-------- Input records --------

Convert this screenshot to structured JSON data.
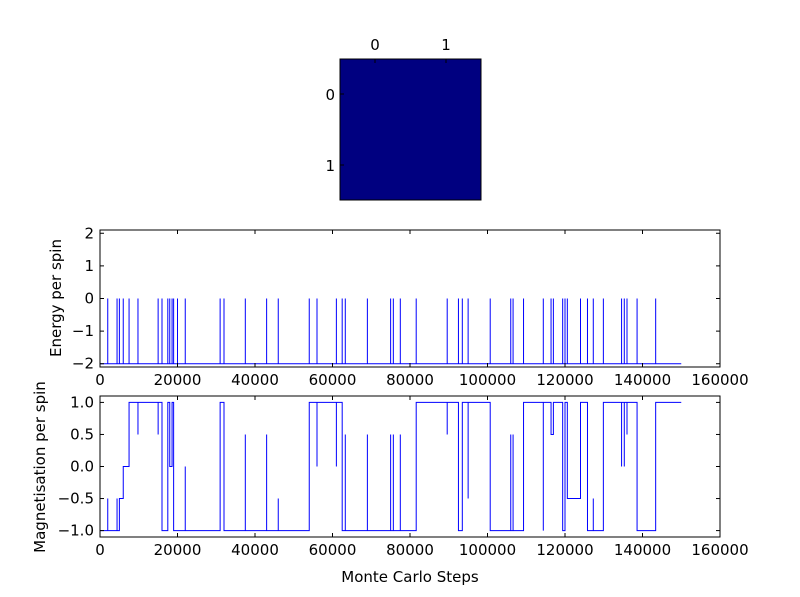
{
  "chart_data": [
    {
      "type": "heatmap",
      "rows": 2,
      "cols": 2,
      "values": [
        [
          0,
          0
        ],
        [
          0,
          0
        ]
      ],
      "cell_color": "#000080",
      "x_ticks": [
        "0",
        "1"
      ],
      "y_ticks": [
        "0",
        "1"
      ]
    },
    {
      "type": "line",
      "ylabel": "Energy per spin",
      "xlim": [
        0,
        160000
      ],
      "ylim": [
        -2.1,
        2.1
      ],
      "x_ticks": [
        "0",
        "20000",
        "40000",
        "60000",
        "80000",
        "100000",
        "120000",
        "140000",
        "160000"
      ],
      "y_ticks": [
        "−2",
        "−1",
        "0",
        "1",
        "2"
      ],
      "x_tick_values": [
        0,
        20000,
        40000,
        60000,
        80000,
        100000,
        120000,
        140000,
        160000
      ],
      "y_tick_values": [
        -2,
        -1,
        0,
        1,
        2
      ],
      "color": "#0000ff",
      "baseline": -2,
      "x_end": 150000,
      "spikes": [
        {
          "x": 2000,
          "y": 0
        },
        {
          "x": 4400,
          "y": 0
        },
        {
          "x": 5000,
          "y": 0
        },
        {
          "x": 6000,
          "y": 0
        },
        {
          "x": 7500,
          "y": 0
        },
        {
          "x": 9800,
          "y": 0
        },
        {
          "x": 15000,
          "y": 0
        },
        {
          "x": 16000,
          "y": 0
        },
        {
          "x": 17500,
          "y": 0
        },
        {
          "x": 18000,
          "y": 0
        },
        {
          "x": 18600,
          "y": 0
        },
        {
          "x": 19000,
          "y": 0
        },
        {
          "x": 20000,
          "y": 0
        },
        {
          "x": 22000,
          "y": 0
        },
        {
          "x": 31000,
          "y": 0
        },
        {
          "x": 32000,
          "y": 0
        },
        {
          "x": 37500,
          "y": 0
        },
        {
          "x": 43000,
          "y": 0
        },
        {
          "x": 46000,
          "y": 0
        },
        {
          "x": 54000,
          "y": 0
        },
        {
          "x": 56000,
          "y": 0
        },
        {
          "x": 61000,
          "y": 0
        },
        {
          "x": 62500,
          "y": 0
        },
        {
          "x": 63300,
          "y": 0
        },
        {
          "x": 69000,
          "y": 0
        },
        {
          "x": 75000,
          "y": 0
        },
        {
          "x": 75700,
          "y": 0
        },
        {
          "x": 77500,
          "y": 0
        },
        {
          "x": 81600,
          "y": 0
        },
        {
          "x": 89600,
          "y": 0
        },
        {
          "x": 92500,
          "y": 0
        },
        {
          "x": 93500,
          "y": 0
        },
        {
          "x": 95000,
          "y": 0
        },
        {
          "x": 100700,
          "y": 0
        },
        {
          "x": 106000,
          "y": 0
        },
        {
          "x": 106600,
          "y": 0
        },
        {
          "x": 109300,
          "y": 0
        },
        {
          "x": 114400,
          "y": 0
        },
        {
          "x": 116400,
          "y": 0
        },
        {
          "x": 117000,
          "y": 0
        },
        {
          "x": 119400,
          "y": 0
        },
        {
          "x": 120000,
          "y": 0
        },
        {
          "x": 120600,
          "y": 0
        },
        {
          "x": 124000,
          "y": 0
        },
        {
          "x": 125800,
          "y": 0
        },
        {
          "x": 127300,
          "y": 0
        },
        {
          "x": 129900,
          "y": 0
        },
        {
          "x": 134600,
          "y": 0
        },
        {
          "x": 135300,
          "y": 0
        },
        {
          "x": 136000,
          "y": 0
        },
        {
          "x": 138600,
          "y": 0
        },
        {
          "x": 143400,
          "y": 0
        }
      ]
    },
    {
      "type": "line",
      "xlabel": "Monte Carlo Steps",
      "ylabel": "Magnetisation per spin",
      "xlim": [
        0,
        160000
      ],
      "ylim": [
        -1.1,
        1.1
      ],
      "x_ticks": [
        "0",
        "20000",
        "40000",
        "60000",
        "80000",
        "100000",
        "120000",
        "140000",
        "160000"
      ],
      "y_ticks": [
        "−1.0",
        "−0.5",
        "0.0",
        "0.5",
        "1.0"
      ],
      "x_tick_values": [
        0,
        20000,
        40000,
        60000,
        80000,
        100000,
        120000,
        140000,
        160000
      ],
      "y_tick_values": [
        -1.0,
        -0.5,
        0.0,
        0.5,
        1.0
      ],
      "color": "#0000ff",
      "series": [
        {
          "x": [
            0,
            2000,
            2000,
            2000,
            4400,
            4400,
            4400,
            5000,
            5000,
            6000,
            6000,
            7500,
            7500,
            9800,
            9800,
            9800,
            15000,
            15000,
            15000,
            16000,
            16000,
            17500,
            17500,
            18000,
            18000,
            18600,
            18600,
            18600,
            19000,
            19000,
            20000,
            20000,
            22000,
            22000,
            22000,
            31000,
            31000,
            32000,
            32000,
            37500,
            37500,
            37500,
            43000,
            43000,
            43000,
            46000,
            46000,
            46000,
            54000,
            54000,
            56000,
            56000,
            56000,
            61000,
            61000,
            61000,
            62500,
            62500,
            63300,
            63300,
            63300,
            69000,
            69000,
            69000,
            75000,
            75000,
            75000,
            75700,
            75700,
            75700,
            77500,
            77500,
            77500,
            81600,
            81600,
            89600,
            89600,
            89600,
            92500,
            92500,
            93500,
            93500,
            95000,
            95000,
            95000,
            100700,
            100700,
            106000,
            106000,
            106000,
            106600,
            106600,
            106600,
            109300,
            109300,
            114400,
            114400,
            114400,
            116400,
            116400,
            117000,
            117000,
            117000,
            119400,
            119400,
            120000,
            120000,
            120600,
            120600,
            124000,
            124000,
            124000,
            125800,
            125800,
            127300,
            127300,
            127300,
            129900,
            129900,
            134600,
            134600,
            134600,
            135300,
            135300,
            135300,
            136000,
            136000,
            136000,
            138600,
            138600,
            138600,
            143400,
            143400,
            150000
          ],
          "y": [
            -1,
            -1,
            -0.5,
            -1,
            -1,
            -0.5,
            -1,
            -1,
            -0.5,
            -0.5,
            0,
            0,
            1,
            1,
            0.5,
            1,
            1,
            0.5,
            1,
            1,
            -1,
            -1,
            1,
            1,
            0,
            0,
            0.5,
            1,
            1,
            -1,
            -1,
            -1,
            -1,
            0,
            -1,
            -1,
            1,
            1,
            -1,
            -1,
            0.5,
            -1,
            -1,
            0.5,
            -1,
            -1,
            -0.5,
            -1,
            -1,
            1,
            1,
            0,
            1,
            1,
            0,
            1,
            1,
            -1,
            -1,
            0.5,
            -1,
            -1,
            0.5,
            -1,
            -1,
            0.5,
            -1,
            -1,
            0.5,
            -1,
            -1,
            0.5,
            -1,
            -1,
            1,
            1,
            0.5,
            1,
            1,
            -1,
            -1,
            1,
            1,
            -0.5,
            1,
            1,
            -1,
            -1,
            0.5,
            -1,
            -1,
            0.5,
            -1,
            -1,
            1,
            1,
            -1,
            1,
            1,
            0.5,
            0.5,
            1,
            1,
            1,
            -1,
            -1,
            1,
            1,
            -0.5,
            -0.5,
            1,
            1,
            1,
            -1,
            -1,
            -0.5,
            -1,
            -1,
            1,
            1,
            0,
            1,
            1,
            0,
            1,
            1,
            0.5,
            1,
            1,
            -0.5,
            -1,
            -1,
            1,
            1
          ]
        }
      ]
    }
  ]
}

--------

• **Task to complete**
Retype the records exactly. Any image in them should not appear in what you write.

• **Task answer**
Convert this screenshot to structured JSON data.
{
  "chart_data": [
    {
      "type": "heatmap",
      "rows": 2,
      "cols": 2,
      "values": [
        [
          0,
          0
        ],
        [
          0,
          0
        ]
      ],
      "cell_color": "#000080",
      "x_ticks": [
        "0",
        "1"
      ],
      "y_ticks": [
        "0",
        "1"
      ]
    },
    {
      "type": "line",
      "ylabel": "Energy per spin",
      "xlim": [
        0,
        160000
      ],
      "ylim": [
        -2.1,
        2.1
      ],
      "x_ticks": [
        "0",
        "20000",
        "40000",
        "60000",
        "80000",
        "100000",
        "120000",
        "140000",
        "160000"
      ],
      "y_ticks": [
        "−2",
        "−1",
        "0",
        "1",
        "2"
      ],
      "x_tick_values": [
        0,
        20000,
        40000,
        60000,
        80000,
        100000,
        120000,
        140000,
        160000
      ],
      "y_tick_values": [
        -2,
        -1,
        0,
        1,
        2
      ],
      "color": "#0000ff",
      "baseline": -2,
      "x_end": 150000,
      "spikes": [
        {
          "x": 2000,
          "y": 0
        },
        {
          "x": 4400,
          "y": 0
        },
        {
          "x": 5000,
          "y": 0
        },
        {
          "x": 6000,
          "y": 0
        },
        {
          "x": 7500,
          "y": 0
        },
        {
          "x": 9800,
          "y": 0
        },
        {
          "x": 15000,
          "y": 0
        },
        {
          "x": 16000,
          "y": 0
        },
        {
          "x": 17500,
          "y": 0
        },
        {
          "x": 18000,
          "y": 0
        },
        {
          "x": 18600,
          "y": 0
        },
        {
          "x": 19000,
          "y": 0
        },
        {
          "x": 20000,
          "y": 0
        },
        {
          "x": 22000,
          "y": 0
        },
        {
          "x": 31000,
          "y": 0
        },
        {
          "x": 32000,
          "y": 0
        },
        {
          "x": 37500,
          "y": 0
        },
        {
          "x": 43000,
          "y": 0
        },
        {
          "x": 46000,
          "y": 0
        },
        {
          "x": 54000,
          "y": 0
        },
        {
          "x": 56000,
          "y": 0
        },
        {
          "x": 61000,
          "y": 0
        },
        {
          "x": 62500,
          "y": 0
        },
        {
          "x": 63300,
          "y": 0
        },
        {
          "x": 69000,
          "y": 0
        },
        {
          "x": 75000,
          "y": 0
        },
        {
          "x": 75700,
          "y": 0
        },
        {
          "x": 77500,
          "y": 0
        },
        {
          "x": 81600,
          "y": 0
        },
        {
          "x": 89600,
          "y": 0
        },
        {
          "x": 92500,
          "y": 0
        },
        {
          "x": 93500,
          "y": 0
        },
        {
          "x": 95000,
          "y": 0
        },
        {
          "x": 100700,
          "y": 0
        },
        {
          "x": 106000,
          "y": 0
        },
        {
          "x": 106600,
          "y": 0
        },
        {
          "x": 109300,
          "y": 0
        },
        {
          "x": 114400,
          "y": 0
        },
        {
          "x": 116400,
          "y": 0
        },
        {
          "x": 117000,
          "y": 0
        },
        {
          "x": 119400,
          "y": 0
        },
        {
          "x": 120000,
          "y": 0
        },
        {
          "x": 120600,
          "y": 0
        },
        {
          "x": 124000,
          "y": 0
        },
        {
          "x": 125800,
          "y": 0
        },
        {
          "x": 127300,
          "y": 0
        },
        {
          "x": 129900,
          "y": 0
        },
        {
          "x": 134600,
          "y": 0
        },
        {
          "x": 135300,
          "y": 0
        },
        {
          "x": 136000,
          "y": 0
        },
        {
          "x": 138600,
          "y": 0
        },
        {
          "x": 143400,
          "y": 0
        }
      ]
    },
    {
      "type": "line",
      "xlabel": "Monte Carlo Steps",
      "ylabel": "Magnetisation per spin",
      "xlim": [
        0,
        160000
      ],
      "ylim": [
        -1.1,
        1.1
      ],
      "x_ticks": [
        "0",
        "20000",
        "40000",
        "60000",
        "80000",
        "100000",
        "120000",
        "140000",
        "160000"
      ],
      "y_ticks": [
        "−1.0",
        "−0.5",
        "0.0",
        "0.5",
        "1.0"
      ],
      "x_tick_values": [
        0,
        20000,
        40000,
        60000,
        80000,
        100000,
        120000,
        140000,
        160000
      ],
      "y_tick_values": [
        -1.0,
        -0.5,
        0.0,
        0.5,
        1.0
      ],
      "color": "#0000ff",
      "series": [
        {
          "x": [
            0,
            2000,
            2000,
            2000,
            4400,
            4400,
            4400,
            5000,
            5000,
            6000,
            6000,
            7500,
            7500,
            9800,
            9800,
            9800,
            15000,
            15000,
            15000,
            16000,
            16000,
            17500,
            17500,
            18000,
            18000,
            18600,
            18600,
            18600,
            19000,
            19000,
            20000,
            20000,
            22000,
            22000,
            22000,
            31000,
            31000,
            32000,
            32000,
            37500,
            37500,
            37500,
            43000,
            43000,
            43000,
            46000,
            46000,
            46000,
            54000,
            54000,
            56000,
            56000,
            56000,
            61000,
            61000,
            61000,
            62500,
            62500,
            63300,
            63300,
            63300,
            69000,
            69000,
            69000,
            75000,
            75000,
            75000,
            75700,
            75700,
            75700,
            77500,
            77500,
            77500,
            81600,
            81600,
            89600,
            89600,
            89600,
            92500,
            92500,
            93500,
            93500,
            95000,
            95000,
            95000,
            100700,
            100700,
            106000,
            106000,
            106000,
            106600,
            106600,
            106600,
            109300,
            109300,
            114400,
            114400,
            114400,
            116400,
            116400,
            117000,
            117000,
            117000,
            119400,
            119400,
            120000,
            120000,
            120600,
            120600,
            124000,
            124000,
            124000,
            125800,
            125800,
            127300,
            127300,
            127300,
            129900,
            129900,
            134600,
            134600,
            134600,
            135300,
            135300,
            135300,
            136000,
            136000,
            136000,
            138600,
            138600,
            138600,
            143400,
            143400,
            150000
          ],
          "y": [
            -1,
            -1,
            -0.5,
            -1,
            -1,
            -0.5,
            -1,
            -1,
            -0.5,
            -0.5,
            0,
            0,
            1,
            1,
            0.5,
            1,
            1,
            0.5,
            1,
            1,
            -1,
            -1,
            1,
            1,
            0,
            0,
            0.5,
            1,
            1,
            -1,
            -1,
            -1,
            -1,
            0,
            -1,
            -1,
            1,
            1,
            -1,
            -1,
            0.5,
            -1,
            -1,
            0.5,
            -1,
            -1,
            -0.5,
            -1,
            -1,
            1,
            1,
            0,
            1,
            1,
            0,
            1,
            1,
            -1,
            -1,
            0.5,
            -1,
            -1,
            0.5,
            -1,
            -1,
            0.5,
            -1,
            -1,
            0.5,
            -1,
            -1,
            0.5,
            -1,
            -1,
            1,
            1,
            0.5,
            1,
            1,
            -1,
            -1,
            1,
            1,
            -0.5,
            1,
            1,
            -1,
            -1,
            0.5,
            -1,
            -1,
            0.5,
            -1,
            -1,
            1,
            1,
            -1,
            1,
            1,
            0.5,
            0.5,
            1,
            1,
            1,
            -1,
            -1,
            1,
            1,
            -0.5,
            -0.5,
            1,
            1,
            1,
            -1,
            -1,
            -0.5,
            -1,
            -1,
            1,
            1,
            0,
            1,
            1,
            0,
            1,
            1,
            0.5,
            1,
            1,
            -0.5,
            -1,
            -1,
            1,
            1
          ]
        }
      ]
    }
  ]
}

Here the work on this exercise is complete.